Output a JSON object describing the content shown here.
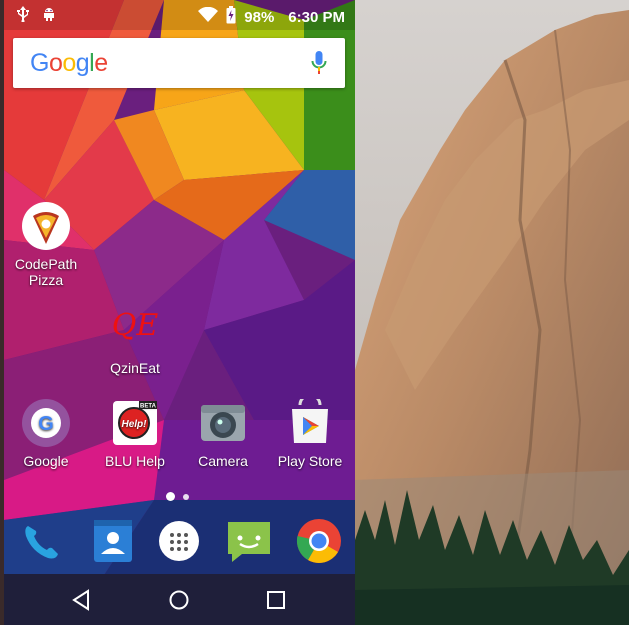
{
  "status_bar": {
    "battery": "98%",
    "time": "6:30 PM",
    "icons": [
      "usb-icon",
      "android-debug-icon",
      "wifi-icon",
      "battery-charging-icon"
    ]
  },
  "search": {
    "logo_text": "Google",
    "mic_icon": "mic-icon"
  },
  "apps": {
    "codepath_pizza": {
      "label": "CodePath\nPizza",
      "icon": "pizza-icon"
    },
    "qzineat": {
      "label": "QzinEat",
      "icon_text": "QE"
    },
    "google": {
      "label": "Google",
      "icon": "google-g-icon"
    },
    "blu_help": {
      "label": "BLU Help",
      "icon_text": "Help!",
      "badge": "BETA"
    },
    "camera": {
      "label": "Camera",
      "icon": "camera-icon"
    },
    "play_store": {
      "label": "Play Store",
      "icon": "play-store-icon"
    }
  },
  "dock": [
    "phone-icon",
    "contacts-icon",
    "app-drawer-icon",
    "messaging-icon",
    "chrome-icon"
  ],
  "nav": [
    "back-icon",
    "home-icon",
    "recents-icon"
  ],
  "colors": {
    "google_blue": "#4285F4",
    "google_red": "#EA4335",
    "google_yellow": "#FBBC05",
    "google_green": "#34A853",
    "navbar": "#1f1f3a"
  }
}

◆ ◆ ◆ ◆ ◆

● Written task: An exact transcription of all the entries is required, without the pictures.

● Solution to this exercise:
Output a JSON object describing the content shown here.
{
  "status_bar": {
    "battery": "98%",
    "time": "6:30 PM",
    "icons": [
      "usb-icon",
      "android-debug-icon",
      "wifi-icon",
      "battery-charging-icon"
    ]
  },
  "search": {
    "logo_text": "Google",
    "mic_icon": "mic-icon"
  },
  "apps": {
    "codepath_pizza": {
      "label": "CodePath\nPizza",
      "icon": "pizza-icon"
    },
    "qzineat": {
      "label": "QzinEat",
      "icon_text": "QE"
    },
    "google": {
      "label": "Google",
      "icon": "google-g-icon"
    },
    "blu_help": {
      "label": "BLU Help",
      "icon_text": "Help!",
      "badge": "BETA"
    },
    "camera": {
      "label": "Camera",
      "icon": "camera-icon"
    },
    "play_store": {
      "label": "Play Store",
      "icon": "play-store-icon"
    }
  },
  "dock": [
    "phone-icon",
    "contacts-icon",
    "app-drawer-icon",
    "messaging-icon",
    "chrome-icon"
  ],
  "nav": [
    "back-icon",
    "home-icon",
    "recents-icon"
  ],
  "colors": {
    "google_blue": "#4285F4",
    "google_red": "#EA4335",
    "google_yellow": "#FBBC05",
    "google_green": "#34A853",
    "navbar": "#1f1f3a"
  }
}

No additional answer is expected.